__Objective__
The entries below are to be written out again without alteration.

__Records supplied__
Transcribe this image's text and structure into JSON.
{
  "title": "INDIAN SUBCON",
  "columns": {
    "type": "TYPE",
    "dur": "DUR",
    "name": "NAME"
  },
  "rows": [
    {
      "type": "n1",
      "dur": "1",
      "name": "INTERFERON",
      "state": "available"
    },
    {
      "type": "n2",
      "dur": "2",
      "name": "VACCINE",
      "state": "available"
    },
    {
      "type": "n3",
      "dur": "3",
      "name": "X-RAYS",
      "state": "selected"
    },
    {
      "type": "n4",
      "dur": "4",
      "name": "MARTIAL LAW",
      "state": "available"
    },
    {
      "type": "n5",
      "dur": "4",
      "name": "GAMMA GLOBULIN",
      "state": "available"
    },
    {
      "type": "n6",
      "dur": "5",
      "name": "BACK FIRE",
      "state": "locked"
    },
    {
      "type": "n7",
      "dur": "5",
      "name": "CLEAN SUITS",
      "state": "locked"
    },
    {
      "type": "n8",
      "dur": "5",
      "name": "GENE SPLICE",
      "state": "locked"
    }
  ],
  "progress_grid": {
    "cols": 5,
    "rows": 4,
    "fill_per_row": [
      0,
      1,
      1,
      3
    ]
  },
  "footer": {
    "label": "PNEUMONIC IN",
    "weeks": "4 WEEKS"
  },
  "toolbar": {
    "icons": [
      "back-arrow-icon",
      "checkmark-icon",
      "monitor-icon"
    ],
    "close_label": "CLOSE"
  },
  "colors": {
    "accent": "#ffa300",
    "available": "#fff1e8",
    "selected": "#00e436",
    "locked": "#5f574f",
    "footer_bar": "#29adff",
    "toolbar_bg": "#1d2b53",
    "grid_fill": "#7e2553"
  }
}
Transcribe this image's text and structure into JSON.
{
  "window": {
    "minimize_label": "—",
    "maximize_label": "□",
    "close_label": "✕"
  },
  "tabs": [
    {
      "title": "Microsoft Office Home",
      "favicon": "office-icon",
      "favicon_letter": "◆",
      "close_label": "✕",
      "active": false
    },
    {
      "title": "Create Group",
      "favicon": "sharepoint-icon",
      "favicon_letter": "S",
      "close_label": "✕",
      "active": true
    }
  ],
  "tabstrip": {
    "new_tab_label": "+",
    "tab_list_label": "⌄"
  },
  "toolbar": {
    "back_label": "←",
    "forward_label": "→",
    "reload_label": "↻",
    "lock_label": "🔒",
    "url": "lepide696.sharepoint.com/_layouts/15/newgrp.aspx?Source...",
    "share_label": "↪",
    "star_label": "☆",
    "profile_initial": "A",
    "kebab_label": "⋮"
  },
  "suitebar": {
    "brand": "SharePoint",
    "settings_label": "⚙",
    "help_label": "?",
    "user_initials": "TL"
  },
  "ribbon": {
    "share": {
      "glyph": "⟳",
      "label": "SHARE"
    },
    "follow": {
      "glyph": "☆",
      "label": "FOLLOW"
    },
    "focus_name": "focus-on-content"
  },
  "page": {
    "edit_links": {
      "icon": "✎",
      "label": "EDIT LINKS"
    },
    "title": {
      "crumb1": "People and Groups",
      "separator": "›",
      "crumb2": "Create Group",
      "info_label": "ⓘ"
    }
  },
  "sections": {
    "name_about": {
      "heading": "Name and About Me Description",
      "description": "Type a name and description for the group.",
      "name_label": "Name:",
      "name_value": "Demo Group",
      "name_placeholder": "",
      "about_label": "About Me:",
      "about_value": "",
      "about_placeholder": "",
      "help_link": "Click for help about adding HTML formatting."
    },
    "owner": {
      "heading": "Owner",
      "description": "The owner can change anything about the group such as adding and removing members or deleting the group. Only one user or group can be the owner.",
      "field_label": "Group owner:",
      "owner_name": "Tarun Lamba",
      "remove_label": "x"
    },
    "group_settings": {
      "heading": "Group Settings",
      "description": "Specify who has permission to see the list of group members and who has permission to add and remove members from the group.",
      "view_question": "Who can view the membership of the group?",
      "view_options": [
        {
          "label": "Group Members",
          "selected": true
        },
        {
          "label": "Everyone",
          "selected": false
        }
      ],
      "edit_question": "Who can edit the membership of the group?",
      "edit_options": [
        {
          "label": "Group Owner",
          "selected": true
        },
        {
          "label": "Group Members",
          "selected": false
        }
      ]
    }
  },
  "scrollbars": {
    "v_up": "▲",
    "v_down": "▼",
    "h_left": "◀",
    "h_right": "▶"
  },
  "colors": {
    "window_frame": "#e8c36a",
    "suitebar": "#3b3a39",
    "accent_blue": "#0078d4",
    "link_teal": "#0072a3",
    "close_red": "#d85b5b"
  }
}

__Worked solution__
Transcribe this image's text and structure into JSON.
{
  "title": "INDIAN SUBCON",
  "columns": {
    "type": "TYPE",
    "dur": "DUR",
    "name": "NAME"
  },
  "rows": [
    {
      "type": "n1",
      "dur": "1",
      "name": "INTERFERON",
      "state": "available"
    },
    {
      "type": "n2",
      "dur": "2",
      "name": "VACCINE",
      "state": "available"
    },
    {
      "type": "n3",
      "dur": "3",
      "name": "X-RAYS",
      "state": "selected"
    },
    {
      "type": "n4",
      "dur": "4",
      "name": "MARTIAL LAW",
      "state": "available"
    },
    {
      "type": "n5",
      "dur": "4",
      "name": "GAMMA GLOBULIN",
      "state": "available"
    },
    {
      "type": "n6",
      "dur": "5",
      "name": "BACK FIRE",
      "state": "locked"
    },
    {
      "type": "n7",
      "dur": "5",
      "name": "CLEAN SUITS",
      "state": "locked"
    },
    {
      "type": "n8",
      "dur": "5",
      "name": "GENE SPLICE",
      "state": "locked"
    }
  ],
  "progress_grid": {
    "cols": 5,
    "rows": 4,
    "fill_per_row": [
      0,
      1,
      1,
      3
    ]
  },
  "footer": {
    "label": "PNEUMONIC IN",
    "weeks": "4 WEEKS"
  },
  "toolbar": {
    "icons": [
      "back-arrow-icon",
      "checkmark-icon",
      "monitor-icon"
    ],
    "close_label": "CLOSE"
  },
  "colors": {
    "accent": "#ffa300",
    "available": "#fff1e8",
    "selected": "#00e436",
    "locked": "#5f574f",
    "footer_bar": "#29adff",
    "toolbar_bg": "#1d2b53",
    "grid_fill": "#7e2553"
  }
}
Transcribe this image's text and structure into JSON.
{
  "window": {
    "minimize_label": "—",
    "maximize_label": "□",
    "close_label": "✕"
  },
  "tabs": [
    {
      "title": "Microsoft Office Home",
      "favicon": "office-icon",
      "favicon_letter": "◆",
      "close_label": "✕",
      "active": false
    },
    {
      "title": "Create Group",
      "favicon": "sharepoint-icon",
      "favicon_letter": "S",
      "close_label": "✕",
      "active": true
    }
  ],
  "tabstrip": {
    "new_tab_label": "+",
    "tab_list_label": "⌄"
  },
  "toolbar": {
    "back_label": "←",
    "forward_label": "→",
    "reload_label": "↻",
    "lock_label": "🔒",
    "url": "lepide696.sharepoint.com/_layouts/15/newgrp.aspx?Source...",
    "share_label": "↪",
    "star_label": "☆",
    "profile_initial": "A",
    "kebab_label": "⋮"
  },
  "suitebar": {
    "brand": "SharePoint",
    "settings_label": "⚙",
    "help_label": "?",
    "user_initials": "TL"
  },
  "ribbon": {
    "share": {
      "glyph": "⟳",
      "label": "SHARE"
    },
    "follow": {
      "glyph": "☆",
      "label": "FOLLOW"
    },
    "focus_name": "focus-on-content"
  },
  "page": {
    "edit_links": {
      "icon": "✎",
      "label": "EDIT LINKS"
    },
    "title": {
      "crumb1": "People and Groups",
      "separator": "›",
      "crumb2": "Create Group",
      "info_label": "ⓘ"
    }
  },
  "sections": {
    "name_about": {
      "heading": "Name and About Me Description",
      "description": "Type a name and description for the group.",
      "name_label": "Name:",
      "name_value": "Demo Group",
      "name_placeholder": "",
      "about_label": "About Me:",
      "about_value": "",
      "about_placeholder": "",
      "help_link": "Click for help about adding HTML formatting."
    },
    "owner": {
      "heading": "Owner",
      "description": "The owner can change anything about the group such as adding and removing members or deleting the group. Only one user or group can be the owner.",
      "field_label": "Group owner:",
      "owner_name": "Tarun Lamba",
      "remove_label": "x"
    },
    "group_settings": {
      "heading": "Group Settings",
      "description": "Specify who has permission to see the list of group members and who has permission to add and remove members from the group.",
      "view_question": "Who can view the membership of the group?",
      "view_options": [
        {
          "label": "Group Members",
          "selected": true
        },
        {
          "label": "Everyone",
          "selected": false
        }
      ],
      "edit_question": "Who can edit the membership of the group?",
      "edit_options": [
        {
          "label": "Group Owner",
          "selected": true
        },
        {
          "label": "Group Members",
          "selected": false
        }
      ]
    }
  },
  "scrollbars": {
    "v_up": "▲",
    "v_down": "▼",
    "h_left": "◀",
    "h_right": "▶"
  },
  "colors": {
    "window_frame": "#e8c36a",
    "suitebar": "#3b3a39",
    "accent_blue": "#0078d4",
    "link_teal": "#0072a3",
    "close_red": "#d85b5b"
  }
}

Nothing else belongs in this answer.